Directions for this task »
Copy each line that has the string "Τουρκικὸς" somewhere in it.

(Lines of data)
● ● ● ● ● ● ●
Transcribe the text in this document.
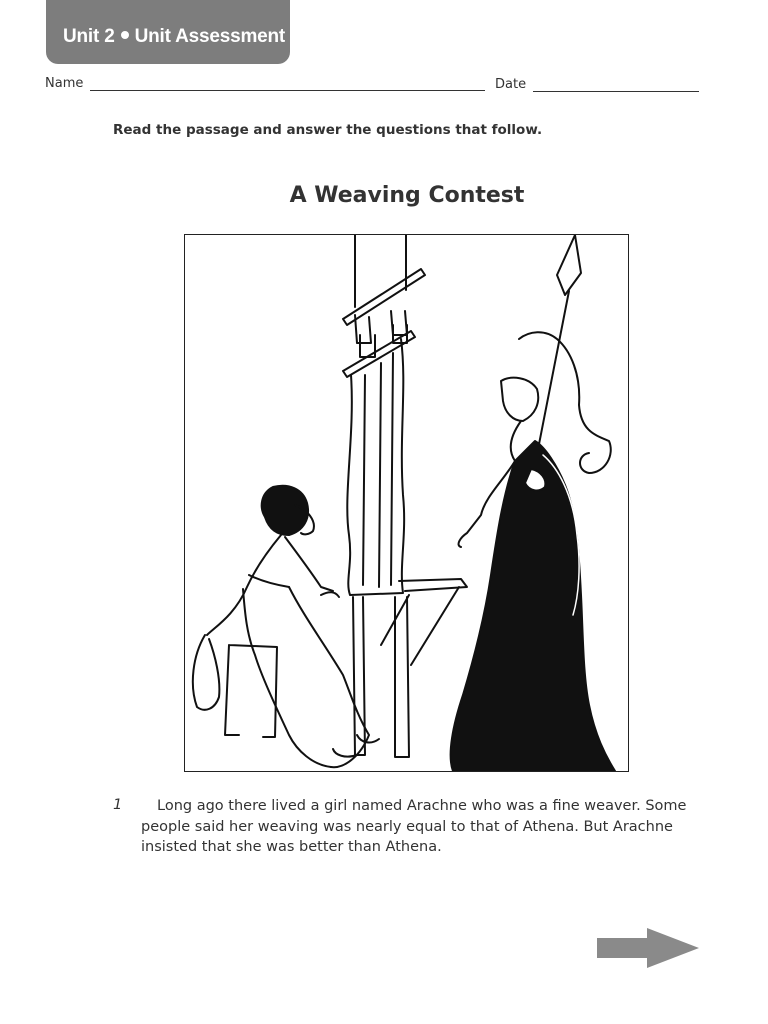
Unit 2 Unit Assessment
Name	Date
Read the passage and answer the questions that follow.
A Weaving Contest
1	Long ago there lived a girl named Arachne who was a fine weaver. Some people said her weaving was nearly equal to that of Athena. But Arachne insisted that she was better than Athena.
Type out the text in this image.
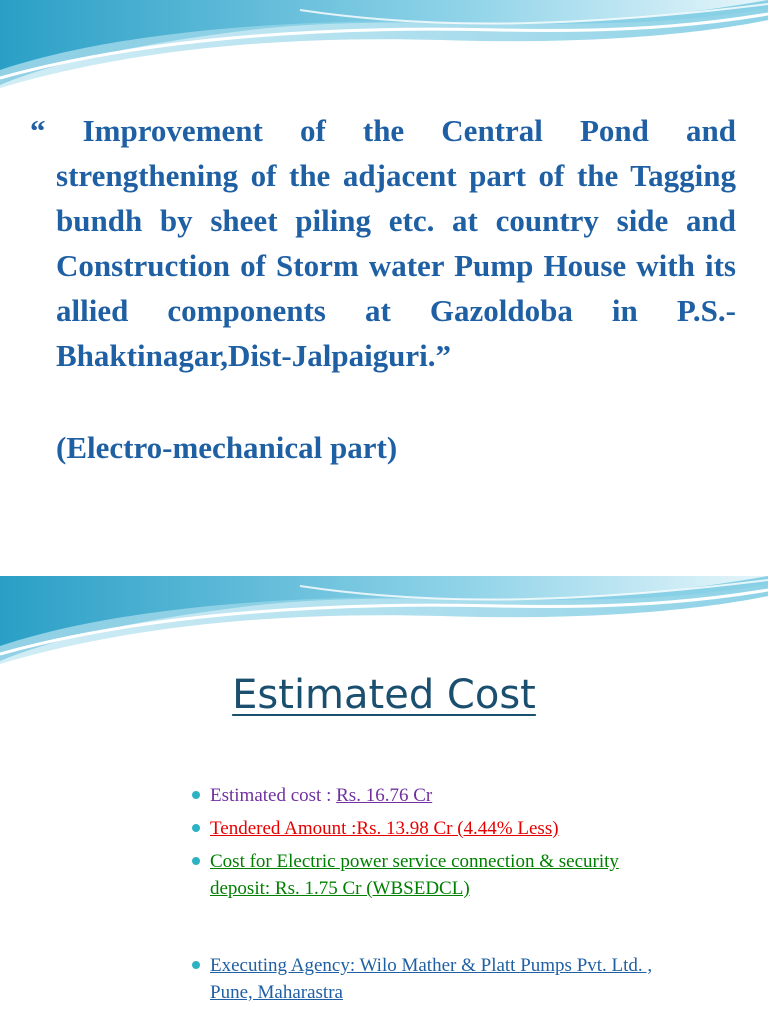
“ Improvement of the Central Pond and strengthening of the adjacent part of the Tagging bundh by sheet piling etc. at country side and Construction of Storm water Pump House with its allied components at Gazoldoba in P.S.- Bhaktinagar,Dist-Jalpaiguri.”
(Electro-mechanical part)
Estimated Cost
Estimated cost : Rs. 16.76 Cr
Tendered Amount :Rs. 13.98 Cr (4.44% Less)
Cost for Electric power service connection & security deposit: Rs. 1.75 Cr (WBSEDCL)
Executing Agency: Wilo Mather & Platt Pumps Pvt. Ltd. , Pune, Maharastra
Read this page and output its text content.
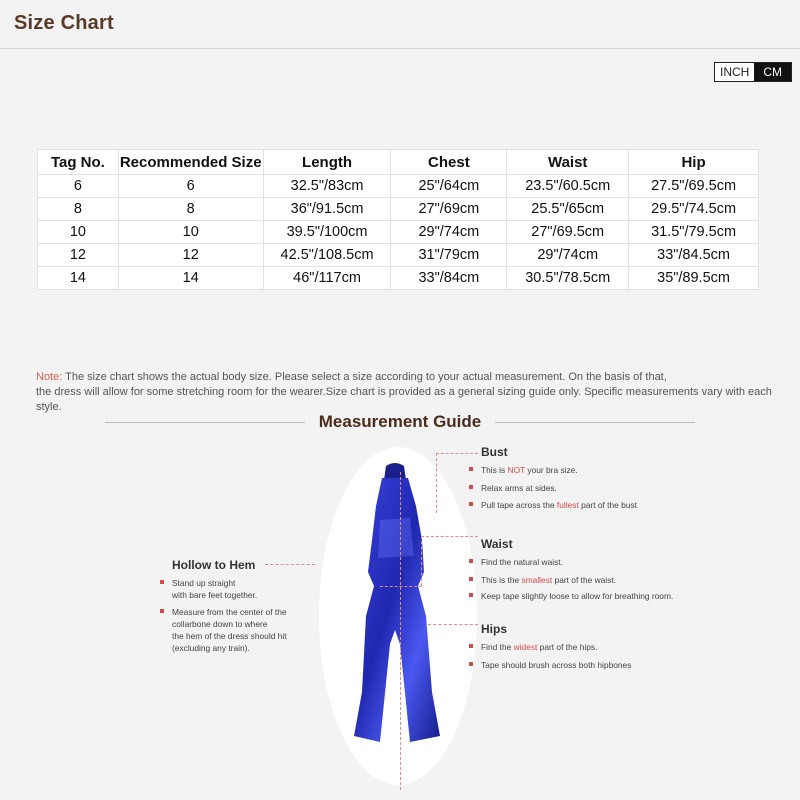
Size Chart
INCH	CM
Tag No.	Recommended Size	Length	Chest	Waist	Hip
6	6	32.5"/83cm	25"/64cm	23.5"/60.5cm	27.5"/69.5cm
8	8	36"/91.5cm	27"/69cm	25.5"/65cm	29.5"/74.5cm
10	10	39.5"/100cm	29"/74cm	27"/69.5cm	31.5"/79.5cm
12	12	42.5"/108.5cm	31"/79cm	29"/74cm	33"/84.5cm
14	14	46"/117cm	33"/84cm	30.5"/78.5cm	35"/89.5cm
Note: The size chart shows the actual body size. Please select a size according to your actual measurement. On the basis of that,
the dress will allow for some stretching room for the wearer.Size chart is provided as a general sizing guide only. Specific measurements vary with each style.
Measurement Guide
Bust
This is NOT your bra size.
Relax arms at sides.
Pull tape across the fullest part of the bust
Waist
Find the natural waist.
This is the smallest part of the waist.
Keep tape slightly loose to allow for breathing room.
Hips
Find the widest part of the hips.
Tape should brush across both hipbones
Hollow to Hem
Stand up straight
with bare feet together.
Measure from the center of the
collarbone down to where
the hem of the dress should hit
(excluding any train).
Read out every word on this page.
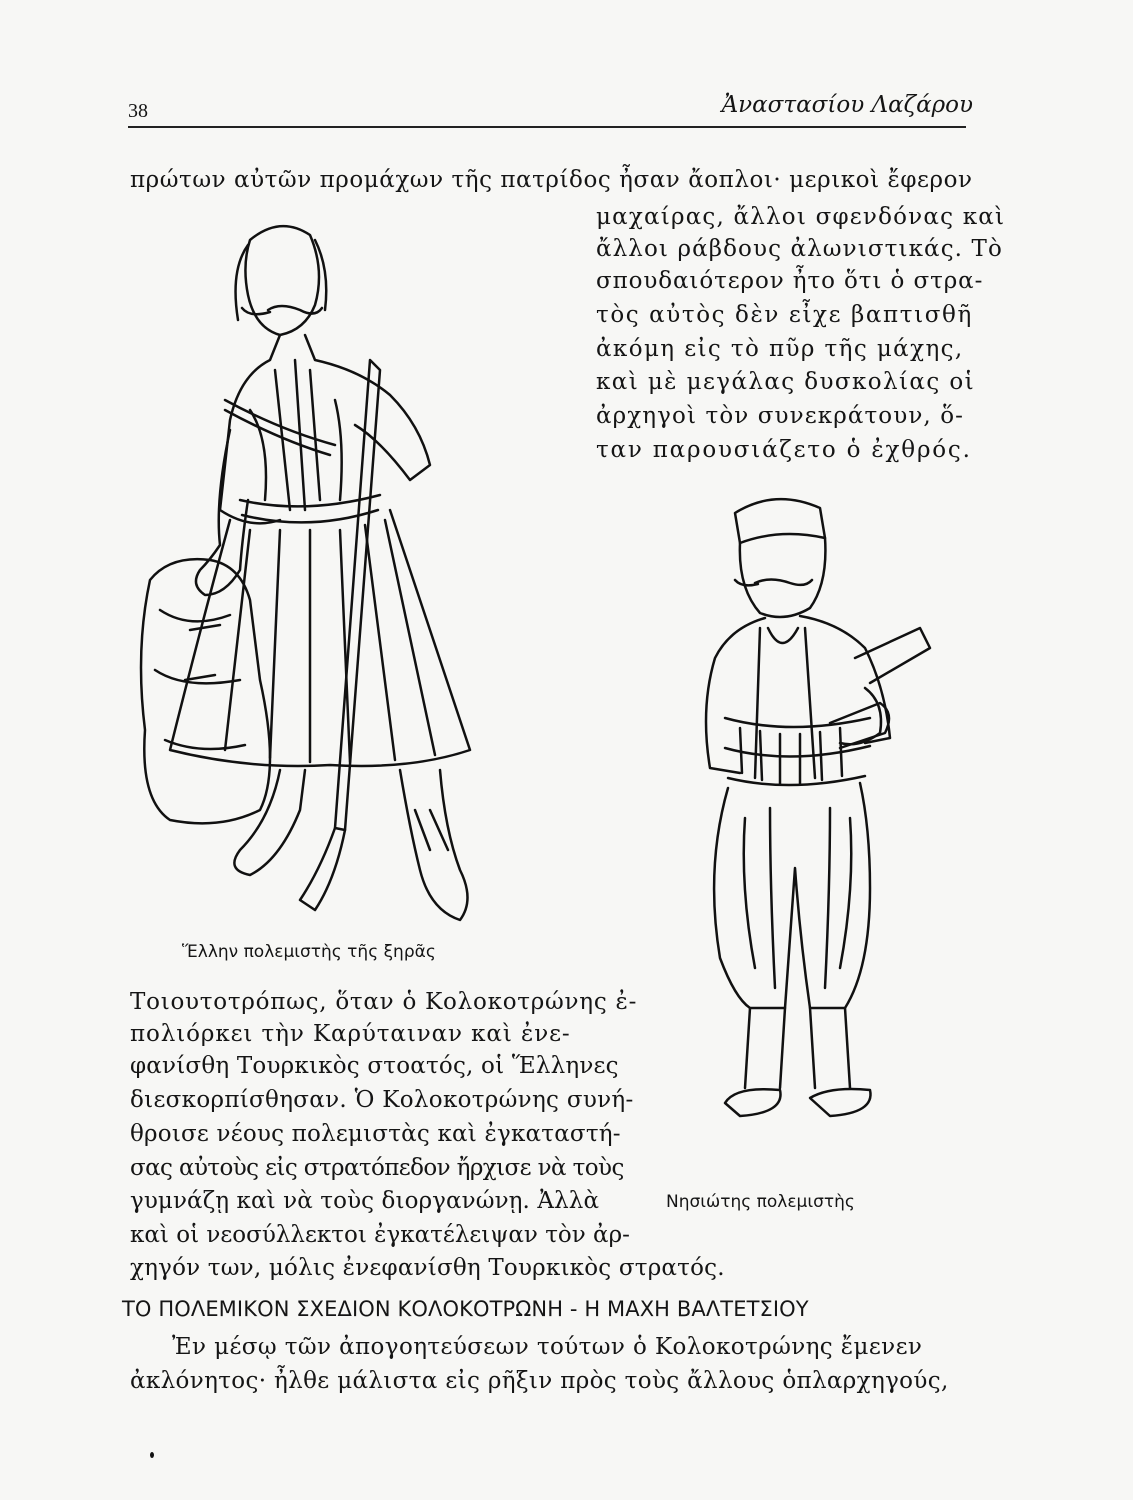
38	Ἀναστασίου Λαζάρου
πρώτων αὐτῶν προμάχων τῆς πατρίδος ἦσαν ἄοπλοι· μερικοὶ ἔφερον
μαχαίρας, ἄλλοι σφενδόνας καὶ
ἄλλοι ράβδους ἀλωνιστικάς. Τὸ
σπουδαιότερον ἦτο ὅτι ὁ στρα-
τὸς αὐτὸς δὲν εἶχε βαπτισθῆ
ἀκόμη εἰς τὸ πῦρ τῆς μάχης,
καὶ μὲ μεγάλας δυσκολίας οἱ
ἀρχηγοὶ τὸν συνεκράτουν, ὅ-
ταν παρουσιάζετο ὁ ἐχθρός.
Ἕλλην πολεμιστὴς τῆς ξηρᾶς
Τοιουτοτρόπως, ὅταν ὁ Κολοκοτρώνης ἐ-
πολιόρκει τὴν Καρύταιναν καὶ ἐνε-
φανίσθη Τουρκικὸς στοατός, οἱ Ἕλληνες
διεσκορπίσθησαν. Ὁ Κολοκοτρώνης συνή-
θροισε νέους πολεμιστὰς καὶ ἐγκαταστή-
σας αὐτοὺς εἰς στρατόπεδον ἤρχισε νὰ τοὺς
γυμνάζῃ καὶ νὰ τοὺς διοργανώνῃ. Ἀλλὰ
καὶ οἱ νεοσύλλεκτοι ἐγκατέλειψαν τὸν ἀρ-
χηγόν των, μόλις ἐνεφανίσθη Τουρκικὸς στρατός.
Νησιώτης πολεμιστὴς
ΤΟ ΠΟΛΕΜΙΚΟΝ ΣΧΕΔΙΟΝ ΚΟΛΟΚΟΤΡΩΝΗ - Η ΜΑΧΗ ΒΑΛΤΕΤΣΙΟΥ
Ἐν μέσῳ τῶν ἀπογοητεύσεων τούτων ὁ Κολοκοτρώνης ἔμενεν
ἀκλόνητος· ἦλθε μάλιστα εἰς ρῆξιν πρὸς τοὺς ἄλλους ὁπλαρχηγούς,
● ● ● ● ● ● ●
Final result »
φανίσθη Τουρκικὸς στοατός, οἱ Ἕλληνες
χηγόν των, μόλις ἐνεφανίσθη Τουρκικὸς στρατός.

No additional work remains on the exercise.